┌──
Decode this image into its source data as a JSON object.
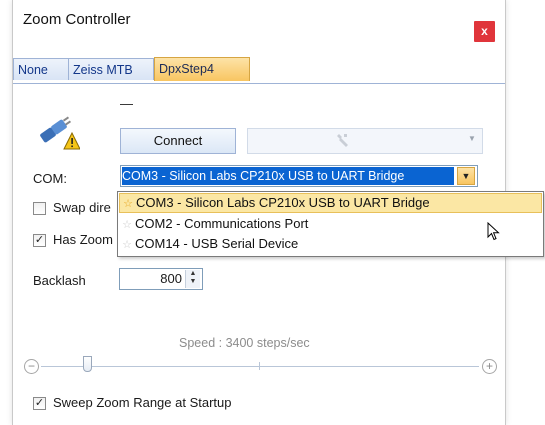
{
  "window": {
    "title": "Zoom Controller",
    "close_label": "x"
  },
  "tabs": [
    {
      "label": "None",
      "active": false
    },
    {
      "label": "Zeiss MTB",
      "active": false
    },
    {
      "label": "DpxStep4",
      "active": true
    }
  ],
  "status_text": "—",
  "device": {
    "icon": "plug-warning-icon"
  },
  "connect_label": "Connect",
  "settings_combo_icon": "wrench-icon",
  "com": {
    "label": "COM:",
    "selected": "COM3 - Silicon Labs CP210x USB to UART Bridge",
    "options": [
      {
        "label": "COM3 - Silicon Labs CP210x USB to UART Bridge",
        "favorite": true
      },
      {
        "label": "COM2 - Communications Port",
        "favorite": false
      },
      {
        "label": "COM14 - USB Serial Device",
        "favorite": false
      }
    ]
  },
  "swap_direction": {
    "label": "Swap dire",
    "checked": false
  },
  "has_zoom": {
    "label": "Has Zoom",
    "checked": true
  },
  "backlash": {
    "label": "Backlash",
    "value": "800"
  },
  "speed": {
    "label": "Speed : 3400 steps/sec",
    "minus": "−",
    "plus": "+"
  },
  "sweep": {
    "label": "Sweep Zoom Range at Startup",
    "checked": true
  }
}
└──
• Exercise aim
Copy everything in the records above except the pictures, exactly as written.

• Written answer
Decode this image into its source data as a JSON object.
{
  "window": {
    "title": "Zoom Controller",
    "close_label": "x"
  },
  "tabs": [
    {
      "label": "None",
      "active": false
    },
    {
      "label": "Zeiss MTB",
      "active": false
    },
    {
      "label": "DpxStep4",
      "active": true
    }
  ],
  "status_text": "—",
  "device": {
    "icon": "plug-warning-icon"
  },
  "connect_label": "Connect",
  "settings_combo_icon": "wrench-icon",
  "com": {
    "label": "COM:",
    "selected": "COM3 - Silicon Labs CP210x USB to UART Bridge",
    "options": [
      {
        "label": "COM3 - Silicon Labs CP210x USB to UART Bridge",
        "favorite": true
      },
      {
        "label": "COM2 - Communications Port",
        "favorite": false
      },
      {
        "label": "COM14 - USB Serial Device",
        "favorite": false
      }
    ]
  },
  "swap_direction": {
    "label": "Swap dire",
    "checked": false
  },
  "has_zoom": {
    "label": "Has Zoom",
    "checked": true
  },
  "backlash": {
    "label": "Backlash",
    "value": "800"
  },
  "speed": {
    "label": "Speed : 3400 steps/sec",
    "minus": "−",
    "plus": "+"
  },
  "sweep": {
    "label": "Sweep Zoom Range at Startup",
    "checked": true
  }
}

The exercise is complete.